The problem
Extend the Usenet post about sending a BREAK over RS-232 lines, picking up from the point where it stops.

Reading text
· · · · ·

Transmitting BREAK - (nf)

rpw3 at fortune.UUCP rpw3 at fortune.UUCP
Sun Apr 8 19:06:17 AEST 1984


#R:sri-arpa:-1674800:fortune:26900039:000:2930
fortune!rpw3    Apr  7 20:36:00 1984

Sorry, Mcferrin, Nelson is right.

While it is true that a <NUL> is all zeroes and a <DEL> is all ones,
the idle state of RS-232 data lines is MARK == ONE == +Volts.  A start
bit is a SPACE == ZERO == -Volts, and stop bits are ones.  Therefore,
if you want a big wide BREAK == "long space" == "long zeroes", better
send a slow <NUL>.

This is a historical anomaly left over, would you believe, from the original
days of the telegraph! Back then, everybody was wired in series (an arrangement
called "current loop" still seen in Teletype-based systems), and the idle
state of the line was with everybody's key shorted (closed) with that little
horizontal knife switch you see on the side of Morse Code keys.  To send, you
opened the switch (broke the line), and then sent. The "down" (or closed)

· · · · ·

Stored records

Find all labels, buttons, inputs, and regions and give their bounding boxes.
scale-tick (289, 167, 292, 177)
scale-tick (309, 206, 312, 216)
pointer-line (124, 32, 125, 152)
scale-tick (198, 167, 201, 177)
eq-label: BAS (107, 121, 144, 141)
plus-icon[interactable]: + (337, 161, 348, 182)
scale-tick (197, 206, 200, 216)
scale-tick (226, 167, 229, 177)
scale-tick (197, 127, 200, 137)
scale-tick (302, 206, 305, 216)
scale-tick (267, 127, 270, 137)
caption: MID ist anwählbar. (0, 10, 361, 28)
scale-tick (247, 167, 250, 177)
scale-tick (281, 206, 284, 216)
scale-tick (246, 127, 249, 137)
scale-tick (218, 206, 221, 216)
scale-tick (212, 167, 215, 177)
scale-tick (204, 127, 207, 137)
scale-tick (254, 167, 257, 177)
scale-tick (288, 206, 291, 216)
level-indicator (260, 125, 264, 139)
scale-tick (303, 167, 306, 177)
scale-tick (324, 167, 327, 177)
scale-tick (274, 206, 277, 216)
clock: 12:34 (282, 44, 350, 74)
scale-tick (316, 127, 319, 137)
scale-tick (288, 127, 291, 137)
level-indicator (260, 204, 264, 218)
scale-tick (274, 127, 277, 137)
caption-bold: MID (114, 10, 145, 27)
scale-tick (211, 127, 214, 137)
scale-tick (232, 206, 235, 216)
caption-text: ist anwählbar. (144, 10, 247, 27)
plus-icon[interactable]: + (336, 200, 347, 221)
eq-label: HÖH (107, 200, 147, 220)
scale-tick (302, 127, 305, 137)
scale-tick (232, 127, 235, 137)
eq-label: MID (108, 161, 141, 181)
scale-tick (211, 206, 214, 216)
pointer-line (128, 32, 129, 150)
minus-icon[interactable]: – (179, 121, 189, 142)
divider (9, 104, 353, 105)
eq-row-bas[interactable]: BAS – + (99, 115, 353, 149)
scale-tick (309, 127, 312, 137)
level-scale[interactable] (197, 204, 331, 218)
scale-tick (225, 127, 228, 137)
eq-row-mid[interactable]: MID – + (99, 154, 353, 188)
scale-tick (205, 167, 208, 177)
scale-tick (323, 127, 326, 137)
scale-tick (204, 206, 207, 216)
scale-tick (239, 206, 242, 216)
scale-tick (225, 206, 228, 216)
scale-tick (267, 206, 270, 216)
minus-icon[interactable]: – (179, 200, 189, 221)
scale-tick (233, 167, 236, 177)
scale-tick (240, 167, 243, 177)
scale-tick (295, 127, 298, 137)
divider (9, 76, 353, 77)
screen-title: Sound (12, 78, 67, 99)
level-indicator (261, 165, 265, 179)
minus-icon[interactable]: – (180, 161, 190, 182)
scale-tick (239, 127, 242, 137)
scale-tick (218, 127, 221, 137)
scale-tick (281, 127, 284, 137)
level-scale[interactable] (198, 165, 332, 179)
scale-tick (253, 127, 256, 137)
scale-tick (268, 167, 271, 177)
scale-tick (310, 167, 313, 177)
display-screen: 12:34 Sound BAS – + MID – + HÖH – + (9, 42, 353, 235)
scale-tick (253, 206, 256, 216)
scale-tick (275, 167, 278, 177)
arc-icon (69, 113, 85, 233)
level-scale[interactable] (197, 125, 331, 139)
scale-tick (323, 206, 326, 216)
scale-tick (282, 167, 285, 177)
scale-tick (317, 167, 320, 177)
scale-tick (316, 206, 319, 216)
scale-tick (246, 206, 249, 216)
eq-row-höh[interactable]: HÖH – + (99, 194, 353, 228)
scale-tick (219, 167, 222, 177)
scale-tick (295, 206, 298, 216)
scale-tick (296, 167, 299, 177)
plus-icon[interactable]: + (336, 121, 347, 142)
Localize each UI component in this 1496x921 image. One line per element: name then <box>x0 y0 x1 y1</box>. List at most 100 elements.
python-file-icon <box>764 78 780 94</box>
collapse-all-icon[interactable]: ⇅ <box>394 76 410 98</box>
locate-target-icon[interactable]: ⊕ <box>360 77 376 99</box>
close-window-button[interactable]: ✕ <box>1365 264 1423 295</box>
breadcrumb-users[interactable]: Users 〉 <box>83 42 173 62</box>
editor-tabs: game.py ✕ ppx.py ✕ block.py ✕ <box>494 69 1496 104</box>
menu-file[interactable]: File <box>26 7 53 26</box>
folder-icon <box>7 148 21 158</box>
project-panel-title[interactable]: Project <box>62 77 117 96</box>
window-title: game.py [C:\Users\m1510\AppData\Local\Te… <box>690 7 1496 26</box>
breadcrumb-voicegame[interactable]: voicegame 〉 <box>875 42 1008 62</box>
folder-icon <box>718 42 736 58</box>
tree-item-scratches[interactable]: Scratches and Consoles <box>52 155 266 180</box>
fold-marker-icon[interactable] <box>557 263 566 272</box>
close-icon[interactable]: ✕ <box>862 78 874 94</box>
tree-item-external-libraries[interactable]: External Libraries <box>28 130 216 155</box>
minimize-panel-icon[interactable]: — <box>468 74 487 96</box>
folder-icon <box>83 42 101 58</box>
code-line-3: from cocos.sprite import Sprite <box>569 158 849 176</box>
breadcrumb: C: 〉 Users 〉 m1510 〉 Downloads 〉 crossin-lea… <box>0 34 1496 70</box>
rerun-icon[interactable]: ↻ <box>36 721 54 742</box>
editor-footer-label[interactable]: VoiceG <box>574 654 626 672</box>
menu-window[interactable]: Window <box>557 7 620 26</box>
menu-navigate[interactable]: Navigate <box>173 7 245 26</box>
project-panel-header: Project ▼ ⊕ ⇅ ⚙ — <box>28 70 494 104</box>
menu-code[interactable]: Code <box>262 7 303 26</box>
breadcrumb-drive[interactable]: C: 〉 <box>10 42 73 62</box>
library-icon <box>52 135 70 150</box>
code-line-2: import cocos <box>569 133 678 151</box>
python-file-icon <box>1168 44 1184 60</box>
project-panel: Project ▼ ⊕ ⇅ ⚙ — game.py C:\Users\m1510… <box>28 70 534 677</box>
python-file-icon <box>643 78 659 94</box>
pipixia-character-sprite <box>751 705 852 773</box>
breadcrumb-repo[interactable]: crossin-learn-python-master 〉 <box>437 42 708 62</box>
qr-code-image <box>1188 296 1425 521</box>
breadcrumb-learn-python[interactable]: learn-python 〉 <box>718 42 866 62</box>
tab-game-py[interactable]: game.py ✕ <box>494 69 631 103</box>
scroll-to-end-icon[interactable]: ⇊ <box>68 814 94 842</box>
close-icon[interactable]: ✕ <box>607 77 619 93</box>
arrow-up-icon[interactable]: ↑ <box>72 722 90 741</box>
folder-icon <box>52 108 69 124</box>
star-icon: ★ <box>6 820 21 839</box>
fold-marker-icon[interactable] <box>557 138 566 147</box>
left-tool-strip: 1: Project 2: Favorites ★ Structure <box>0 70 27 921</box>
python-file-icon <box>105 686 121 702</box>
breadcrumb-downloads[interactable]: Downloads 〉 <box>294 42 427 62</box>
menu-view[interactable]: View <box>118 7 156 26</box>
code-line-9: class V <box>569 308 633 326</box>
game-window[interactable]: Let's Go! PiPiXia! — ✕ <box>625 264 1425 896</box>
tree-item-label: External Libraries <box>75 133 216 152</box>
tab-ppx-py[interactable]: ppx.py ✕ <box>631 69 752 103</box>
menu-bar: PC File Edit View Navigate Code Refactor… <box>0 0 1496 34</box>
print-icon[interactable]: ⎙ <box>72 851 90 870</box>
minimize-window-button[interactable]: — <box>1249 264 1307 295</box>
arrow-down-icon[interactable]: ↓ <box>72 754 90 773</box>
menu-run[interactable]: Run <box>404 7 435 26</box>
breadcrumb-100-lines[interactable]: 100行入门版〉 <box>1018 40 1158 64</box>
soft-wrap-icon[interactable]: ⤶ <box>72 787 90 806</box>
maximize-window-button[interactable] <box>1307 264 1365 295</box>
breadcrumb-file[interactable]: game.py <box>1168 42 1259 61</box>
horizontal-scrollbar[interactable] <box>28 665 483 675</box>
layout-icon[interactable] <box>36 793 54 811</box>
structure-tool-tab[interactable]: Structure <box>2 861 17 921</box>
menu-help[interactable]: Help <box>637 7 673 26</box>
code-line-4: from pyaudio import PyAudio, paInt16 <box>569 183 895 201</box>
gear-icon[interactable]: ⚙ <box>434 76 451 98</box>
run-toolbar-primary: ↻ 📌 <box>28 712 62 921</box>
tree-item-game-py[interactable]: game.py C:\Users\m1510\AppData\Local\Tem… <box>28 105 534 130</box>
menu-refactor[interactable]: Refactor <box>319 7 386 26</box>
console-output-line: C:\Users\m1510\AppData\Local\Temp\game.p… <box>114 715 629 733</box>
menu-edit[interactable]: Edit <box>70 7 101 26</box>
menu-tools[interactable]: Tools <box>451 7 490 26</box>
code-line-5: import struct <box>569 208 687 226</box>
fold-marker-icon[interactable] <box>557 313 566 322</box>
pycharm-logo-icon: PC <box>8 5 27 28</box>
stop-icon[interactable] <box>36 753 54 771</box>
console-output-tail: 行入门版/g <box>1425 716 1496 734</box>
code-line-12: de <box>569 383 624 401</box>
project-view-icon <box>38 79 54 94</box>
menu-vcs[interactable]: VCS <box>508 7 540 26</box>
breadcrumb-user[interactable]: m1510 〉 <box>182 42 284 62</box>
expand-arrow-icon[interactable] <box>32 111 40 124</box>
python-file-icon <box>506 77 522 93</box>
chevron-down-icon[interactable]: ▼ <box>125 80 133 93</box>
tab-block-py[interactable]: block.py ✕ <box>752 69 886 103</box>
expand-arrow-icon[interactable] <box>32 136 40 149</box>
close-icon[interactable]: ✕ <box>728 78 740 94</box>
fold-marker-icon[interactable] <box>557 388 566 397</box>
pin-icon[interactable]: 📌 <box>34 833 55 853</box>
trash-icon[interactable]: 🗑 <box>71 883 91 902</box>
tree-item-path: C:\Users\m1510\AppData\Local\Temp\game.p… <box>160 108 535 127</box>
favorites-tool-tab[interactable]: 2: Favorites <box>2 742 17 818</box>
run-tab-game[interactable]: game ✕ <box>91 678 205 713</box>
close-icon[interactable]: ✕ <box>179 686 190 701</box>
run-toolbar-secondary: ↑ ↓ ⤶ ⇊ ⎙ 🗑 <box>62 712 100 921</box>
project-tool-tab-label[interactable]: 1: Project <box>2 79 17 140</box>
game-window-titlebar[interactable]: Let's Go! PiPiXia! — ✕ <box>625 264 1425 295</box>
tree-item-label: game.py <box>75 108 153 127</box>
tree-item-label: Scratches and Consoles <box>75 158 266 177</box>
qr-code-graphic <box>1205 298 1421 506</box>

· · · · ·

Written answer
position of the key made a sound on the clicker or a "mark" on the paper
(for automatic strip paper recorders).  The "up"/open position made a "space"
on the paper. So the idle or "stop" state was "mark" and the "start" signal
(for the recorders) was "space". (The recorders shut off automatically on
"long mark").

Also, to interrupt someone who was sending (perhaps to send some priority
message like "Help! Robbers!"), you "broke" the line with your knife switch
(sent a <BREAK> or a "long space"). Because all the keys and clickers and
recorders were wired in series, the person who was sending would suddenly
be unable to hear his own "echo", so he (presumably) would stop and wait
for the "breaker" to send.

Note:	Timesharing systems that support half-duplex current-loop
	terminals (not "local copy", but true half-duplex with both
	keyboard and printer in series on the same pair of wires) have
	to expect everything they send to be "echoed" and have to use
	<BREAK> as the sole means of interrupting typeout. (They detect
	the <BREAK> by comparing what is sent out to the echo and assuming
	any difference is a <BREAK>. Thank goodness those are mostly gone!)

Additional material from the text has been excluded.